* [Exercise brief]
Check every line below for the word "THEN" and copy each one that has it.

* [Exercise input]
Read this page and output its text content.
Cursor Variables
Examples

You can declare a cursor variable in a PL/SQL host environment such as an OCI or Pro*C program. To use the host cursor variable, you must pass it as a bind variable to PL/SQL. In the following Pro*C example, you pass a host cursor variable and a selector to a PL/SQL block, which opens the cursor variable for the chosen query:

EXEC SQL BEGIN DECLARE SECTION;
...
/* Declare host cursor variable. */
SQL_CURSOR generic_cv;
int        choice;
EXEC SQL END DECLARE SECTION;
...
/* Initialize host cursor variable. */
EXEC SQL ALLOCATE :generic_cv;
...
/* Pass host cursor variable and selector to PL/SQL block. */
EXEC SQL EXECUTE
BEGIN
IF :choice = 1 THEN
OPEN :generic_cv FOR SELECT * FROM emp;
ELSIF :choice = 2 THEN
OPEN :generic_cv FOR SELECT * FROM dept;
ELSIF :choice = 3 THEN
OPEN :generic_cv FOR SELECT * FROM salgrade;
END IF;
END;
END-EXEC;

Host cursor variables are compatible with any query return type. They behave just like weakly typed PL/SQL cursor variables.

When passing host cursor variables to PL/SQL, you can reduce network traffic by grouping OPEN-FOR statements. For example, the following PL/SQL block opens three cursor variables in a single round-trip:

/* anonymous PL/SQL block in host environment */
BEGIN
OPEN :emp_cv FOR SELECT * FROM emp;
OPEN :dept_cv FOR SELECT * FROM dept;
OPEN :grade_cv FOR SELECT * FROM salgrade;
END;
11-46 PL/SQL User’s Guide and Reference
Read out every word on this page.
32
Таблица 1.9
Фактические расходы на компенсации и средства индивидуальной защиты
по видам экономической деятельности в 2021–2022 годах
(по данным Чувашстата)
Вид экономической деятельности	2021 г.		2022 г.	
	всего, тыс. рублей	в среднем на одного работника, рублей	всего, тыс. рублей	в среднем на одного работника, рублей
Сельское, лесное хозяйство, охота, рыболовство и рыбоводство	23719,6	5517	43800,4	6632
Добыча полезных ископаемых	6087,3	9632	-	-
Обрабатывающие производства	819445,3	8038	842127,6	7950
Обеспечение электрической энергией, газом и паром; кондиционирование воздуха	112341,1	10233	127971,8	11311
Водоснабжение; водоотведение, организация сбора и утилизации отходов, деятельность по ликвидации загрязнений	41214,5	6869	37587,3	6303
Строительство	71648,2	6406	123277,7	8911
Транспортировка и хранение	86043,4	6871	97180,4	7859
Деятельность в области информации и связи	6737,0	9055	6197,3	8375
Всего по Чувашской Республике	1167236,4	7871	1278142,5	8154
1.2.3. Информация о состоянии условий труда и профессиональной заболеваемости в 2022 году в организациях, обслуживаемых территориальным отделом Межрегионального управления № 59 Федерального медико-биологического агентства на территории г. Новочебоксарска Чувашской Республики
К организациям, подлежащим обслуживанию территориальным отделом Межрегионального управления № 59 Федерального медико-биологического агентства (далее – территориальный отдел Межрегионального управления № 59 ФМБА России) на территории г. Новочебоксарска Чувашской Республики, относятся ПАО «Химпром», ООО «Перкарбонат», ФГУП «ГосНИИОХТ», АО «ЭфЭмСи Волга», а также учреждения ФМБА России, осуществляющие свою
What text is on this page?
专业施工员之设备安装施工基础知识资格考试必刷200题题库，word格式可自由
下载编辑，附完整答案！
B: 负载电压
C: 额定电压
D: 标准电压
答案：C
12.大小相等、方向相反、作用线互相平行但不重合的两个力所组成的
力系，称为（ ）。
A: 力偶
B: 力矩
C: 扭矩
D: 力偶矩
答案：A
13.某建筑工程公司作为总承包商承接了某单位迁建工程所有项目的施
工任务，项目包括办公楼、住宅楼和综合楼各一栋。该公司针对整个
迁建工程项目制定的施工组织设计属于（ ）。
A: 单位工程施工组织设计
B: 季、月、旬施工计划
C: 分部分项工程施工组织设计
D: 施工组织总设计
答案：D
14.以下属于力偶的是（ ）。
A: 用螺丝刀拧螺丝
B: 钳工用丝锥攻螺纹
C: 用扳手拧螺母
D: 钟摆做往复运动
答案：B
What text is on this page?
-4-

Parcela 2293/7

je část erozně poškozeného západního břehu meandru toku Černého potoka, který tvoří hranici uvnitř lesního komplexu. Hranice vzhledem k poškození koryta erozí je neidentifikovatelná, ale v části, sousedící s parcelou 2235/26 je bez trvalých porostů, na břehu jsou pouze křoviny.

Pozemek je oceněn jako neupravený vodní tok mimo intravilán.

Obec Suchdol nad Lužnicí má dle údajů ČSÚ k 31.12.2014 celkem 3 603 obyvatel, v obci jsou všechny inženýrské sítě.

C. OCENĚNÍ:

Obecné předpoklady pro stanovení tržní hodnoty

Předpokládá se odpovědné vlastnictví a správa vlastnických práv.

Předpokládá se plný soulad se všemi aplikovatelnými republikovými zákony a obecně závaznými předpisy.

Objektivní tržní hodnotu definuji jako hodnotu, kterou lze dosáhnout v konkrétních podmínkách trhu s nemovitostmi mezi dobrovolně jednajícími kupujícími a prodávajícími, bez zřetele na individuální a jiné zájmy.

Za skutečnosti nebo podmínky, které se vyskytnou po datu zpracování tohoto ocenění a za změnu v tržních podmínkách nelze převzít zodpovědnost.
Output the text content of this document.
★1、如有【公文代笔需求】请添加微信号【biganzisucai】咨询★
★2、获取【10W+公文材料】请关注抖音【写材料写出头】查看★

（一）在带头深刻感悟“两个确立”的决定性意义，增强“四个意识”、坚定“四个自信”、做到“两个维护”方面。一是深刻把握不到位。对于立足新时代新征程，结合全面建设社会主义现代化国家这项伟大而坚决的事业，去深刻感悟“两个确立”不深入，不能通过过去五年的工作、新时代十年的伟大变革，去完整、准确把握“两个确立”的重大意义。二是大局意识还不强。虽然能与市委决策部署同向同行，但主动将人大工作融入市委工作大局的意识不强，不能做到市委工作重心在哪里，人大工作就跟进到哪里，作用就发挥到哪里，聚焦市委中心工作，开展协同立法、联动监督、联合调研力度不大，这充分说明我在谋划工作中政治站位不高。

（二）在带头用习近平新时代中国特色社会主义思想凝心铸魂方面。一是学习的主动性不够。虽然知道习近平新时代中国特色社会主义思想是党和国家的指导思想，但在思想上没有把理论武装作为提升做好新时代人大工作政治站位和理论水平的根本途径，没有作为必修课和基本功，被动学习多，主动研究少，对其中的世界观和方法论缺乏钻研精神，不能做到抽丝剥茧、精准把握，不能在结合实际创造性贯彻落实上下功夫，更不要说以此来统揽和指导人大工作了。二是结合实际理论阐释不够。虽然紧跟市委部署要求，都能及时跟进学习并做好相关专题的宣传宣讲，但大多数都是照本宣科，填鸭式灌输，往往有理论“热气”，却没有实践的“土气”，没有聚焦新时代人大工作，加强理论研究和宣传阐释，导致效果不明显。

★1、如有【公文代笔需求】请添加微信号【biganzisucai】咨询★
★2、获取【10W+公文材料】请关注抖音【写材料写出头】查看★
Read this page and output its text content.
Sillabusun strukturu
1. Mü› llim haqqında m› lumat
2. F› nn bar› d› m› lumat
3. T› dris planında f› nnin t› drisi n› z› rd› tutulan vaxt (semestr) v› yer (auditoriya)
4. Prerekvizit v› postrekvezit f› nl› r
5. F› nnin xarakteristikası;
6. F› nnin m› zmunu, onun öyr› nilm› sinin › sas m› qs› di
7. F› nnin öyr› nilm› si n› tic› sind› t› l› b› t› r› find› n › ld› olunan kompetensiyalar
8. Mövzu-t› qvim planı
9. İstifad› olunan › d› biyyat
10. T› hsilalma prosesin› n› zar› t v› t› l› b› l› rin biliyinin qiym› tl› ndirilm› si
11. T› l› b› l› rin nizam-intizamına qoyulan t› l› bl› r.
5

* [The reply]
IF :choice = 1 THEN
ELSIF :choice = 2 THEN
ELSIF :choice = 3 THEN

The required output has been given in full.